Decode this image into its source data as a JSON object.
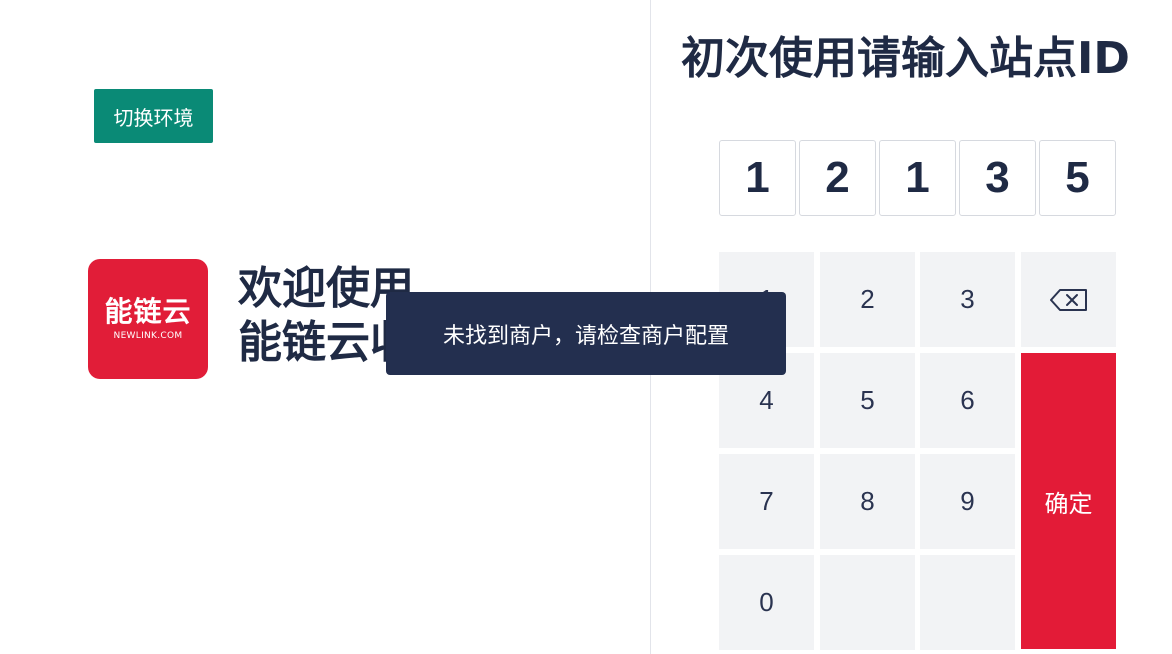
{
  "left": {
    "env_button": "切换环境",
    "logo": {
      "cn": "能链云",
      "en": "NEWLINK.COM"
    },
    "welcome_line1": "欢迎使用",
    "welcome_line2": "能链云收银台"
  },
  "right": {
    "title": "初次使用请输入站点ID",
    "digits": [
      "1",
      "2",
      "1",
      "3",
      "5"
    ],
    "keypad": {
      "keys": [
        "1",
        "2",
        "3",
        "4",
        "5",
        "6",
        "7",
        "8",
        "9",
        "0"
      ],
      "backspace_icon": "backspace-icon",
      "confirm": "确定"
    }
  },
  "toast": {
    "message": "未找到商户，请检查商户配置"
  },
  "colors": {
    "brand_red": "#e31b37",
    "env_button": "#0a8a76",
    "toast_bg": "#232f4f",
    "text_dark": "#1f2a44",
    "key_bg": "#f2f3f5"
  }
}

------

▶ **WHAT THE TASK REQUIRES**
Write out all the records again, exactly, minus any pictures.

▶ **WRITTEN ANSWER**
Decode this image into its source data as a JSON object.
{
  "left": {
    "env_button": "切换环境",
    "logo": {
      "cn": "能链云",
      "en": "NEWLINK.COM"
    },
    "welcome_line1": "欢迎使用",
    "welcome_line2": "能链云收银台"
  },
  "right": {
    "title": "初次使用请输入站点ID",
    "digits": [
      "1",
      "2",
      "1",
      "3",
      "5"
    ],
    "keypad": {
      "keys": [
        "1",
        "2",
        "3",
        "4",
        "5",
        "6",
        "7",
        "8",
        "9",
        "0"
      ],
      "backspace_icon": "backspace-icon",
      "confirm": "确定"
    }
  },
  "toast": {
    "message": "未找到商户，请检查商户配置"
  },
  "colors": {
    "brand_red": "#e31b37",
    "env_button": "#0a8a76",
    "toast_bg": "#232f4f",
    "text_dark": "#1f2a44",
    "key_bg": "#f2f3f5"
  }
}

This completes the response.